Items from a dataset:
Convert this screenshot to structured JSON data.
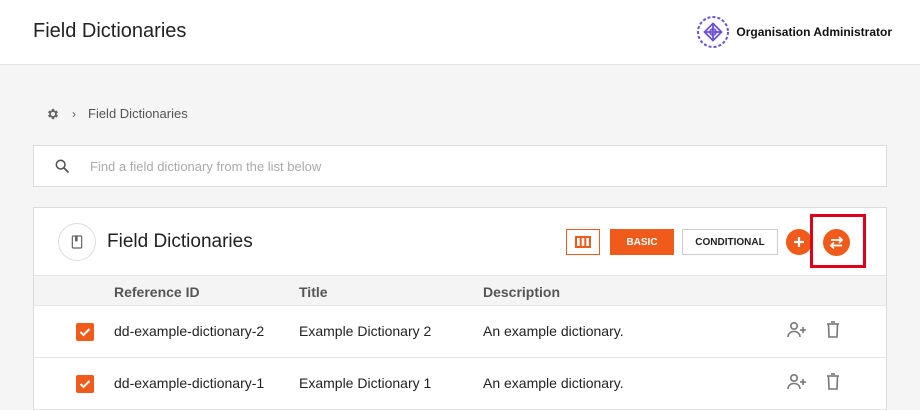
{
  "header": {
    "title": "Field Dictionaries",
    "org_name": "Organisation Administrator"
  },
  "breadcrumb": {
    "home_icon": "gear-icon",
    "separator": "›",
    "current": "Field Dictionaries"
  },
  "search": {
    "placeholder": "Find a field dictionary from the list below",
    "value": ""
  },
  "panel": {
    "title": "Field Dictionaries",
    "buttons": {
      "columns_icon": "columns-icon",
      "basic_label": "BASIC",
      "conditional_label": "CONDITIONAL",
      "add_icon": "plus-icon",
      "swap_icon": "swap-icon"
    }
  },
  "table": {
    "columns": [
      "Reference ID",
      "Title",
      "Description"
    ],
    "rows": [
      {
        "checked": true,
        "reference_id": "dd-example-dictionary-2",
        "title": "Example Dictionary 2",
        "description": "An example dictionary."
      },
      {
        "checked": true,
        "reference_id": "dd-example-dictionary-1",
        "title": "Example Dictionary 1",
        "description": "An example dictionary."
      }
    ]
  },
  "colors": {
    "accent": "#f05a1a",
    "highlight": "#e0001b",
    "logo": "#6b4fd8"
  }
}
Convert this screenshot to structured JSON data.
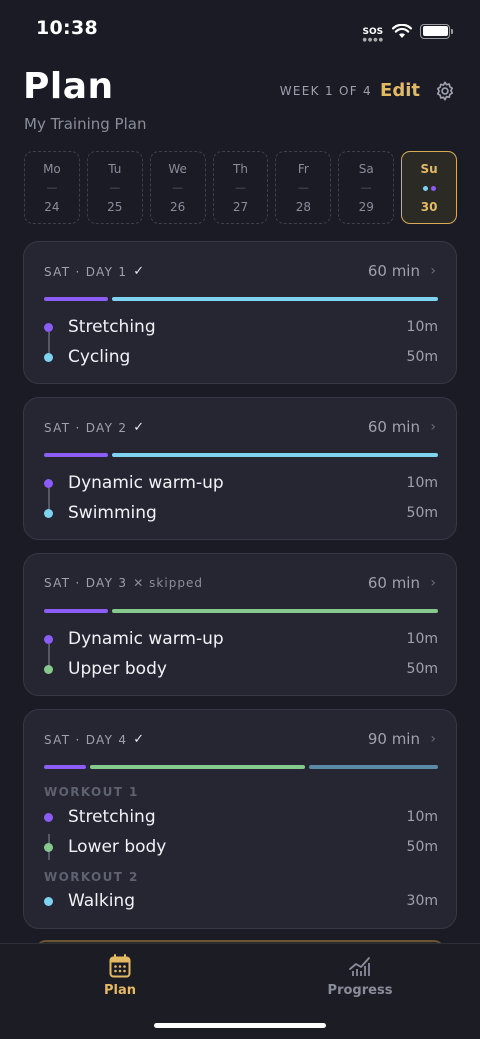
{
  "status": {
    "time": "10:38",
    "sos": "SOS"
  },
  "header": {
    "title": "Plan",
    "subtitle": "My Training Plan",
    "week_label": "WEEK 1 OF 4",
    "edit_label": "Edit"
  },
  "colors": {
    "accent": "#e4b963",
    "purple": "#8b5cf6",
    "blue": "#7dd3f0",
    "green": "#86c98d",
    "steel": "#5b8aa6"
  },
  "days": [
    {
      "name": "Mo",
      "mark": "—",
      "num": "24"
    },
    {
      "name": "Tu",
      "mark": "—",
      "num": "25"
    },
    {
      "name": "We",
      "mark": "—",
      "num": "26"
    },
    {
      "name": "Th",
      "mark": "—",
      "num": "27"
    },
    {
      "name": "Fr",
      "mark": "—",
      "num": "28"
    },
    {
      "name": "Sa",
      "mark": "—",
      "num": "29"
    },
    {
      "name": "Su",
      "num": "30",
      "active": true
    }
  ],
  "cards": [
    {
      "header": "SAT · DAY 1",
      "status_mark": "✓",
      "duration": "60 min",
      "exercises": [
        {
          "name": "Stretching",
          "duration": "10m"
        },
        {
          "name": "Cycling",
          "duration": "50m"
        }
      ]
    },
    {
      "header": "SAT · DAY 2",
      "status_mark": "✓",
      "duration": "60 min",
      "exercises": [
        {
          "name": "Dynamic warm-up",
          "duration": "10m"
        },
        {
          "name": "Swimming",
          "duration": "50m"
        }
      ]
    },
    {
      "header": "SAT · DAY 3",
      "status_mark": "✕",
      "status_text": "skipped",
      "duration": "60 min",
      "exercises": [
        {
          "name": "Dynamic warm-up",
          "duration": "10m"
        },
        {
          "name": "Upper body",
          "duration": "50m"
        }
      ]
    },
    {
      "header": "SAT · DAY 4",
      "status_mark": "✓",
      "duration": "90 min",
      "workouts": [
        {
          "label": "WORKOUT 1",
          "exercises": [
            {
              "name": "Stretching",
              "duration": "10m"
            },
            {
              "name": "Lower body",
              "duration": "50m"
            }
          ]
        },
        {
          "label": "WORKOUT 2",
          "exercises": [
            {
              "name": "Walking",
              "duration": "30m"
            }
          ]
        }
      ]
    }
  ],
  "tabbar": {
    "plan_label": "Plan",
    "progress_label": "Progress"
  }
}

**Problem to solve**
Pictures are to be left out; the records above must be repeated word for word.

**Exercise result**
Convert this screenshot to structured JSON data.
{
  "header": {
    "title": "Field Dictionaries",
    "org_name": "Organisation Administrator"
  },
  "breadcrumb": {
    "home_icon": "gear-icon",
    "separator": "›",
    "current": "Field Dictionaries"
  },
  "search": {
    "placeholder": "Find a field dictionary from the list below",
    "value": ""
  },
  "panel": {
    "title": "Field Dictionaries",
    "buttons": {
      "columns_icon": "columns-icon",
      "basic_label": "BASIC",
      "conditional_label": "CONDITIONAL",
      "add_icon": "plus-icon",
      "swap_icon": "swap-icon"
    }
  },
  "table": {
    "columns": [
      "Reference ID",
      "Title",
      "Description"
    ],
    "rows": [
      {
        "checked": true,
        "reference_id": "dd-example-dictionary-2",
        "title": "Example Dictionary 2",
        "description": "An example dictionary."
      },
      {
        "checked": true,
        "reference_id": "dd-example-dictionary-1",
        "title": "Example Dictionary 1",
        "description": "An example dictionary."
      }
    ]
  },
  "colors": {
    "accent": "#f05a1a",
    "highlight": "#e0001b",
    "logo": "#6b4fd8"
  }
}
Convert this screenshot to structured JSON data.
{
  "status": {
    "time": "10:38",
    "sos": "SOS"
  },
  "header": {
    "title": "Plan",
    "subtitle": "My Training Plan",
    "week_label": "WEEK 1 OF 4",
    "edit_label": "Edit"
  },
  "colors": {
    "accent": "#e4b963",
    "purple": "#8b5cf6",
    "blue": "#7dd3f0",
    "green": "#86c98d",
    "steel": "#5b8aa6"
  },
  "days": [
    {
      "name": "Mo",
      "mark": "—",
      "num": "24"
    },
    {
      "name": "Tu",
      "mark": "—",
      "num": "25"
    },
    {
      "name": "We",
      "mark": "—",
      "num": "26"
    },
    {
      "name": "Th",
      "mark": "—",
      "num": "27"
    },
    {
      "name": "Fr",
      "mark": "—",
      "num": "28"
    },
    {
      "name": "Sa",
      "mark": "—",
      "num": "29"
    },
    {
      "name": "Su",
      "num": "30",
      "active": true
    }
  ],
  "cards": [
    {
      "header": "SAT · DAY 1",
      "status_mark": "✓",
      "duration": "60 min",
      "exercises": [
        {
          "name": "Stretching",
          "duration": "10m"
        },
        {
          "name": "Cycling",
          "duration": "50m"
        }
      ]
    },
    {
      "header": "SAT · DAY 2",
      "status_mark": "✓",
      "duration": "60 min",
      "exercises": [
        {
          "name": "Dynamic warm-up",
          "duration": "10m"
        },
        {
          "name": "Swimming",
          "duration": "50m"
        }
      ]
    },
    {
      "header": "SAT · DAY 3",
      "status_mark": "✕",
      "status_text": "skipped",
      "duration": "60 min",
      "exercises": [
        {
          "name": "Dynamic warm-up",
          "duration": "10m"
        },
        {
          "name": "Upper body",
          "duration": "50m"
        }
      ]
    },
    {
      "header": "SAT · DAY 4",
      "status_mark": "✓",
      "duration": "90 min",
      "workouts": [
        {
          "label": "WORKOUT 1",
          "exercises": [
            {
              "name": "Stretching",
              "duration": "10m"
            },
            {
              "name": "Lower body",
              "duration": "50m"
            }
          ]
        },
        {
          "label": "WORKOUT 2",
          "exercises": [
            {
              "name": "Walking",
              "duration": "30m"
            }
          ]
        }
      ]
    }
  ],
  "tabbar": {
    "plan_label": "Plan",
    "progress_label": "Progress"
  }
}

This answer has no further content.